Task: Go through the listing and write out all of it exactly.

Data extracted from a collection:
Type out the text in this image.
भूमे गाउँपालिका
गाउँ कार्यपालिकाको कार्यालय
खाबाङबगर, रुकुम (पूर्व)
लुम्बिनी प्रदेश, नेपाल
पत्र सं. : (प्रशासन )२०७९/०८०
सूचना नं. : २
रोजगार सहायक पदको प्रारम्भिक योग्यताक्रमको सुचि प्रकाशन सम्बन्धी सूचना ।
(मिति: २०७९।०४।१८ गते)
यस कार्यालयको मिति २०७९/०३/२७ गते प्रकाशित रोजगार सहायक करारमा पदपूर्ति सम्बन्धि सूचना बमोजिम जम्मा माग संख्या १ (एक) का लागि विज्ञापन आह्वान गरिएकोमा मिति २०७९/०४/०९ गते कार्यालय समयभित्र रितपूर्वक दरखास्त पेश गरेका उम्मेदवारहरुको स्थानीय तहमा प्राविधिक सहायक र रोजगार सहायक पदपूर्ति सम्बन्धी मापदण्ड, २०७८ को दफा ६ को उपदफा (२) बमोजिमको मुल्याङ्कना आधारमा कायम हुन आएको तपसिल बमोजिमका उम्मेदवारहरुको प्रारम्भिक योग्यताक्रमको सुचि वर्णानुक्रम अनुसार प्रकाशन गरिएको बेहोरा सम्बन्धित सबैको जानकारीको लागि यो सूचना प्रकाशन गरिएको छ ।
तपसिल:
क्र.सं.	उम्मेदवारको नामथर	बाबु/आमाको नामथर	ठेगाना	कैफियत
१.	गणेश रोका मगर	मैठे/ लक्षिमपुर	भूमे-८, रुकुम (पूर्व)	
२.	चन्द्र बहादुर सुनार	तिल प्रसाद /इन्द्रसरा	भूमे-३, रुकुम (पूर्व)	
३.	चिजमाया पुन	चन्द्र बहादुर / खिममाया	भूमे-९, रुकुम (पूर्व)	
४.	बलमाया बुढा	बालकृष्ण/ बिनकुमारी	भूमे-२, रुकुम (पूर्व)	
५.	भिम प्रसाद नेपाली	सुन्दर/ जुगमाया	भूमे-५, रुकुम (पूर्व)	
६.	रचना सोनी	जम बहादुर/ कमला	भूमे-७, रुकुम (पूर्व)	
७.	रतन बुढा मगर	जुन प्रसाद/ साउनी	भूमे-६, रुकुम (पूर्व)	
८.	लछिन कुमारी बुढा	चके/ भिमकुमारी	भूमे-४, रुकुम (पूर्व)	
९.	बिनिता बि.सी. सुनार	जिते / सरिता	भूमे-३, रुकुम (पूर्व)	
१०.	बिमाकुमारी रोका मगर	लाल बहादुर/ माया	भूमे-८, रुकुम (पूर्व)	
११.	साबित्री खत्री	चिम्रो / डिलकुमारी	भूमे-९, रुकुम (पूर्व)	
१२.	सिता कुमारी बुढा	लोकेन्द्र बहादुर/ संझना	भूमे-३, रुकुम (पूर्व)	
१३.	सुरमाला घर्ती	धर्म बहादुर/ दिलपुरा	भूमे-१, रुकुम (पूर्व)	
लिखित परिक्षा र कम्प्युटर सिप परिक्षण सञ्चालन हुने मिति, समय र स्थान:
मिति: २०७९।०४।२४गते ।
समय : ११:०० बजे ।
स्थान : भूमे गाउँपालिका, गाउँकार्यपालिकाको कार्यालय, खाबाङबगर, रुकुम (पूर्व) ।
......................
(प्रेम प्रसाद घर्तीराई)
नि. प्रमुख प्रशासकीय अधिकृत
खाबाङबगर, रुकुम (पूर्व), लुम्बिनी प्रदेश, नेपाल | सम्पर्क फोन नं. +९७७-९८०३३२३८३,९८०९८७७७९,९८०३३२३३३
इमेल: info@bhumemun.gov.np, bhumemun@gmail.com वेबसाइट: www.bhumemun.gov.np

Output:
Type out the text in this image.
भूमे गाउँपालिका
गाउँ कार्यपालिकाको कार्यालय
खाबाङबगर, रुकुम (पूर्व)
लुम्बिनी प्रदेश, नेपाल
पत्र सं. : (प्रशासन )२०७९/०८०
सूचना नं. : २
रोजगार सहायक पदको प्रारम्भिक योग्यताक्रमको सुचि प्रकाशन सम्बन्धी सूचना ।
(मिति: २०७९।०४।१८ गते)
यस कार्यालयको मिति २०७९/०३/२७ गते प्रकाशित रोजगार सहायक करारमा पदपूर्ति सम्बन्धि सूचना बमोजिम जम्मा माग संख्या १ (एक) का लागि विज्ञापन आह्वान गरिएकोमा मिति २०७९/०४/०९ गते कार्यालय समयभित्र रितपूर्वक दरखास्त पेश गरेका उम्मेदवारहरुको स्थानीय तहमा प्राविधिक सहायक र रोजगार सहायक पदपूर्ति सम्बन्धी मापदण्ड, २०७८ को दफा ६ को उपदफा (२) बमोजिमको मुल्याङ्कना आधारमा कायम हुन आएको तपसिल बमोजिमका उम्मेदवारहरुको प्रारम्भिक योग्यताक्रमको सुचि वर्णानुक्रम अनुसार प्रकाशन गरिएको बेहोरा सम्बन्धित सबैको जानकारीको लागि यो सूचना प्रकाशन गरिएको छ ।
तपसिल:
क्र.सं.	उम्मेदवारको नामथर	बाबु/आमाको नामथर	ठेगाना	कैफियत
१.	गणेश रोका मगर	मैठे/ लक्षिमपुर	भूमे-८, रुकुम (पूर्व)	
२.	चन्द्र बहादुर सुनार	तिल प्रसाद /इन्द्रसरा	भूमे-३, रुकुम (पूर्व)	
३.	चिजमाया पुन	चन्द्र बहादुर / खिममाया	भूमे-९, रुकुम (पूर्व)	
४.	बलमाया बुढा	बालकृष्ण/ बिनकुमारी	भूमे-२, रुकुम (पूर्व)	
५.	भिम प्रसाद नेपाली	सुन्दर/ जुगमाया	भूमे-५, रुकुम (पूर्व)	
६.	रचना सोनी	जम बहादुर/ कमला	भूमे-७, रुकुम (पूर्व)	
७.	रतन बुढा मगर	जुन प्रसाद/ साउनी	भूमे-६, रुकुम (पूर्व)	
८.	लछिन कुमारी बुढा	चके/ भिमकुमारी	भूमे-४, रुकुम (पूर्व)	
९.	बिनिता बि.सी. सुनार	जिते / सरिता	भूमे-३, रुकुम (पूर्व)	
१०.	बिमाकुमारी रोका मगर	लाल बहादुर/ माया	भूमे-८, रुकुम (पूर्व)	
११.	साबित्री खत्री	चिम्रो / डिलकुमारी	भूमे-९, रुकुम (पूर्व)	
१२.	सिता कुमारी बुढा	लोकेन्द्र बहादुर/ संझना	भूमे-३, रुकुम (पूर्व)	
१३.	सुरमाला घर्ती	धर्म बहादुर/ दिलपुरा	भूमे-१, रुकुम (पूर्व)	
लिखित परिक्षा र कम्प्युटर सिप परिक्षण सञ्चालन हुने मिति, समय र स्थान:
मिति: २०७९।०४।२४गते ।
समय : ११:०० बजे ।
स्थान : भूमे गाउँपालिका, गाउँकार्यपालिकाको कार्यालय, खाबाङबगर, रुकुम (पूर्व) ।
......................
(प्रेम प्रसाद घर्तीराई)
नि. प्रमुख प्रशासकीय अधिकृत
खाबाङबगर, रुकुम (पूर्व), लुम्बिनी प्रदेश, नेपाल | सम्पर्क फोन नं. +९७७-९८०३३२३८३,९८०९८७७७९,९८०३३२३३३
इमेल: info@bhumemun.gov.np, bhumemun@gmail.com वेबसाइट: www.bhumemun.gov.np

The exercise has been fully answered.